━━━━━ MATERIAL FOR THIS EXERCISE ━━━━━
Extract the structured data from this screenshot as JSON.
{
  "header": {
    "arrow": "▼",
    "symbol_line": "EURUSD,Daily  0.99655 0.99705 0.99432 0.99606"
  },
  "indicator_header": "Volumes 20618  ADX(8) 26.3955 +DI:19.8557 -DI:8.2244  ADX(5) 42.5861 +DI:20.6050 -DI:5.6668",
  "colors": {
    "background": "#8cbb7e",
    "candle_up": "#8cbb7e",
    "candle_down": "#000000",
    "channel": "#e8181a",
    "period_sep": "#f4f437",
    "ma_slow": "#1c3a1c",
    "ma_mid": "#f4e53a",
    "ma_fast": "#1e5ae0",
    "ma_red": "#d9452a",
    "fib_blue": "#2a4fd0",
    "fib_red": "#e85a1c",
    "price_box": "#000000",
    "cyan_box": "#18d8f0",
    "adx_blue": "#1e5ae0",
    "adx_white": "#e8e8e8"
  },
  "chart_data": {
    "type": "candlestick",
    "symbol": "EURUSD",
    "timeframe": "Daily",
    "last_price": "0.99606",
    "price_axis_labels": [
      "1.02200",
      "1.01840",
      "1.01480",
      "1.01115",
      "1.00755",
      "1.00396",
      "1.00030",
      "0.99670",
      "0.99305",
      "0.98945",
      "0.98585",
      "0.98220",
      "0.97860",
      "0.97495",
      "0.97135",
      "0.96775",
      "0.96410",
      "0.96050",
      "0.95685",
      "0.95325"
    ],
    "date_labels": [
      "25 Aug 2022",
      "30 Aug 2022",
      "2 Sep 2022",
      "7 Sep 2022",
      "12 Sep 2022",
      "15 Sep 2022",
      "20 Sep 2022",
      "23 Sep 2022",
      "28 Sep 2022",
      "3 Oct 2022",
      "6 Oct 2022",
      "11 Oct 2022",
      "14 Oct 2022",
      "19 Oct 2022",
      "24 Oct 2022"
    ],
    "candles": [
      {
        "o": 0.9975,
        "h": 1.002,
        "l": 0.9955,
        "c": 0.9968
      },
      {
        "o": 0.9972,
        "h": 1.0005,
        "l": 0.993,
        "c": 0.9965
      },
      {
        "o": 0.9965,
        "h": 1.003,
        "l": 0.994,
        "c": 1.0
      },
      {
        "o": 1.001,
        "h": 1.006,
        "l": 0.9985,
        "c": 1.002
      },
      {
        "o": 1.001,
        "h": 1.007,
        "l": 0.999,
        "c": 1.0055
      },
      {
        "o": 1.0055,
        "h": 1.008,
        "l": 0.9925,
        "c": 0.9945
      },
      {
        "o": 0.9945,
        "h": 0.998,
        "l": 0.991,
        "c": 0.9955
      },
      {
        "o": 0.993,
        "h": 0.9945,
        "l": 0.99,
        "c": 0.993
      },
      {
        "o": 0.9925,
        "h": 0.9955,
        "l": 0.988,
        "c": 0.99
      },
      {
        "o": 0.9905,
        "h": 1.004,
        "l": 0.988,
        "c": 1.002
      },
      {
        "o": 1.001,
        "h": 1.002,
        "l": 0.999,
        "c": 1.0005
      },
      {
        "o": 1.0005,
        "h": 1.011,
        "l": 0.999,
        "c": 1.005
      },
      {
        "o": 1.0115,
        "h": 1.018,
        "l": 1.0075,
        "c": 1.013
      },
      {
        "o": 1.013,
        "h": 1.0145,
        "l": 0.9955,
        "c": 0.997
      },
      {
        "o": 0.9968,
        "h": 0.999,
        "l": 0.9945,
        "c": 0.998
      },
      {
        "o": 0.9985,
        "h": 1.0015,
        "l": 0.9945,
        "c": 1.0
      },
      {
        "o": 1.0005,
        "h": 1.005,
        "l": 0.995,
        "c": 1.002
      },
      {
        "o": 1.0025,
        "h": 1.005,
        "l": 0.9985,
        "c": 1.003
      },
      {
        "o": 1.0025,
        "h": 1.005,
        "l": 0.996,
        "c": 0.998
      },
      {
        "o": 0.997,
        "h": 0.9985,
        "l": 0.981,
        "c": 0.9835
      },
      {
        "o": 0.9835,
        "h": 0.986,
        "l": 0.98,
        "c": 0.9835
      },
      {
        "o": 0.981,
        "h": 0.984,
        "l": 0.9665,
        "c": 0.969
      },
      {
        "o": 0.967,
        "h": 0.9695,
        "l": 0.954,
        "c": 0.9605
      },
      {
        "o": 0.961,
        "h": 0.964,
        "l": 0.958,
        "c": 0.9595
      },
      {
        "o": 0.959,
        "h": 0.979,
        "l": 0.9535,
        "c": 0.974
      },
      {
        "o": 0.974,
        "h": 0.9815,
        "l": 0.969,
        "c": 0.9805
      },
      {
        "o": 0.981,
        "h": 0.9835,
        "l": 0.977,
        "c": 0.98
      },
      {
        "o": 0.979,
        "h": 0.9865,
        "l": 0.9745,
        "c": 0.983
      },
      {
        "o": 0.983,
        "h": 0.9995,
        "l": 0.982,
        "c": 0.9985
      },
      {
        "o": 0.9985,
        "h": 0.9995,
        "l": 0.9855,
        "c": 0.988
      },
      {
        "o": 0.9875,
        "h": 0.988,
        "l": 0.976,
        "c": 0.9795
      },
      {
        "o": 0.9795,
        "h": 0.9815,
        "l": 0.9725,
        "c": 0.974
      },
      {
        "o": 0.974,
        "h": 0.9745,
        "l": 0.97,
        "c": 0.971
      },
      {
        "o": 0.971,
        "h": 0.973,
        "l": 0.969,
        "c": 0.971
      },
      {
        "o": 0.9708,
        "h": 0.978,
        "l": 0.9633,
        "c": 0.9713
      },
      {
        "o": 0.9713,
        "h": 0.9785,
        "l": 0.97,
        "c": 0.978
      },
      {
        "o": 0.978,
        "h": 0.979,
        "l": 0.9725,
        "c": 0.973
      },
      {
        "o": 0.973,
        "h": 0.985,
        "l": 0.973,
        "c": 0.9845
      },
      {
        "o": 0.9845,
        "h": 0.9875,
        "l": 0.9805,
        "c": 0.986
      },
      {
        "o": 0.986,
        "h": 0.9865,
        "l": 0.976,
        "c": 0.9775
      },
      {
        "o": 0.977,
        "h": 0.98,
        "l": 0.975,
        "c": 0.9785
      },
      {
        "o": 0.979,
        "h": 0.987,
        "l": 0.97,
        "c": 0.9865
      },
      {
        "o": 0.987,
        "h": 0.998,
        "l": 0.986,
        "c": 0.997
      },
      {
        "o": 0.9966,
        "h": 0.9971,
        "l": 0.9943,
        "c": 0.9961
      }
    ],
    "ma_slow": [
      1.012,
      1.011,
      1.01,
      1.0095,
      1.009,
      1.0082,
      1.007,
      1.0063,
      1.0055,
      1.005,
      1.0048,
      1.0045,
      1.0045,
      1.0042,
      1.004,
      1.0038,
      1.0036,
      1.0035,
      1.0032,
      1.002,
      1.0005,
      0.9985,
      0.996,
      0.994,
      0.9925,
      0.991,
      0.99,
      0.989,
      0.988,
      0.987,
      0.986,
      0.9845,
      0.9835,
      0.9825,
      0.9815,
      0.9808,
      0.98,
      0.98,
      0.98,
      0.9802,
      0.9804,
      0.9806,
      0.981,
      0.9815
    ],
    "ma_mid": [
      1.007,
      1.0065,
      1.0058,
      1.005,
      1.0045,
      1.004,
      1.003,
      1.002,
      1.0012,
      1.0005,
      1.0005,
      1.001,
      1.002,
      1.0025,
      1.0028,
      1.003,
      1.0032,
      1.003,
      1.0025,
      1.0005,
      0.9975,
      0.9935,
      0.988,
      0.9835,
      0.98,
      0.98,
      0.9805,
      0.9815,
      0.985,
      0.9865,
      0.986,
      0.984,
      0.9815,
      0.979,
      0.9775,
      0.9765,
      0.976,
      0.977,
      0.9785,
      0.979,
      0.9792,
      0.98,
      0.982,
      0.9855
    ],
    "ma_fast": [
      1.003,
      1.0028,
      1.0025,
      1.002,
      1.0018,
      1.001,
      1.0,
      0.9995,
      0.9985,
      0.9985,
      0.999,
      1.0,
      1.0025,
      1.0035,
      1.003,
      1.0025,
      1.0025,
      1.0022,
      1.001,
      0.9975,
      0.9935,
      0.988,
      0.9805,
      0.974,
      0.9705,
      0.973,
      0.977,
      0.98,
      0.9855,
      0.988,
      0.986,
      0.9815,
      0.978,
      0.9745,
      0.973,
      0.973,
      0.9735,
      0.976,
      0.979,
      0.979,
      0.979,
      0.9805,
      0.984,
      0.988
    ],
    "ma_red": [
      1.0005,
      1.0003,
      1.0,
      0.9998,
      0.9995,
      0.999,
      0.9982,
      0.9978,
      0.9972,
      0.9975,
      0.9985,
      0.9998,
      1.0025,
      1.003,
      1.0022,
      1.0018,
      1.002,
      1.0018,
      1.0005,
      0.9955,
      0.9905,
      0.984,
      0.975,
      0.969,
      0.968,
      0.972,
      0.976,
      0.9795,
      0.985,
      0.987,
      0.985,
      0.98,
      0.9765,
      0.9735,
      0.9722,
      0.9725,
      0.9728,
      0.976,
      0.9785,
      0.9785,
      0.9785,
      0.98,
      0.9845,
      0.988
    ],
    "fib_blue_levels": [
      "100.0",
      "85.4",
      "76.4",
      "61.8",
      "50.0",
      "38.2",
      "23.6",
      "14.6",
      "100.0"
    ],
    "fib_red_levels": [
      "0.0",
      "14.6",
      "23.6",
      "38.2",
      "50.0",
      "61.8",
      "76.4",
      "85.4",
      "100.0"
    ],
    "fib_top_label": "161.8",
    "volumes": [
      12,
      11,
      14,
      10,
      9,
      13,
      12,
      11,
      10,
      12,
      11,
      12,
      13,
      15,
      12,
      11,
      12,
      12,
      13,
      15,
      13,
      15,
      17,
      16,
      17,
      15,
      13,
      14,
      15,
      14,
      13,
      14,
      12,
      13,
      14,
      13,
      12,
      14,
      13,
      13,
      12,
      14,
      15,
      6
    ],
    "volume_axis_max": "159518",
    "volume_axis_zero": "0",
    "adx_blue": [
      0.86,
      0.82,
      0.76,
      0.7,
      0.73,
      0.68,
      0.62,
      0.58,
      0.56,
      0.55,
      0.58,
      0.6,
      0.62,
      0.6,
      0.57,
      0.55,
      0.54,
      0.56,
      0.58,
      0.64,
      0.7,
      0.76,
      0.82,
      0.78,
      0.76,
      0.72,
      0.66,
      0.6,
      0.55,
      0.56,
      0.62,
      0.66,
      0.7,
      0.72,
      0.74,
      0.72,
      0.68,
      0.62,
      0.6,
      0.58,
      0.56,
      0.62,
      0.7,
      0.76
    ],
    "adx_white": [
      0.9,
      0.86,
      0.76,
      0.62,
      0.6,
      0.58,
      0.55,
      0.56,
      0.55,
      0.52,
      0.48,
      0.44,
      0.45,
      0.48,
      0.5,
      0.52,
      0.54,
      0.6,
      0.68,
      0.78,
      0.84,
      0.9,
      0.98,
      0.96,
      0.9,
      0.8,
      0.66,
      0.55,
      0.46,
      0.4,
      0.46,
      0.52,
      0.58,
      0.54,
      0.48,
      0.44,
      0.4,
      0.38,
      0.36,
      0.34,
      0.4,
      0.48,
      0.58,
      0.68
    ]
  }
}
━━━━━
Find every line in the records above that contains the word "Daily", and copy each one.

    "symbol_line": "EURUSD,Daily  0.99655 0.99705 0.99432 0.99606"
    "timeframe": "Daily",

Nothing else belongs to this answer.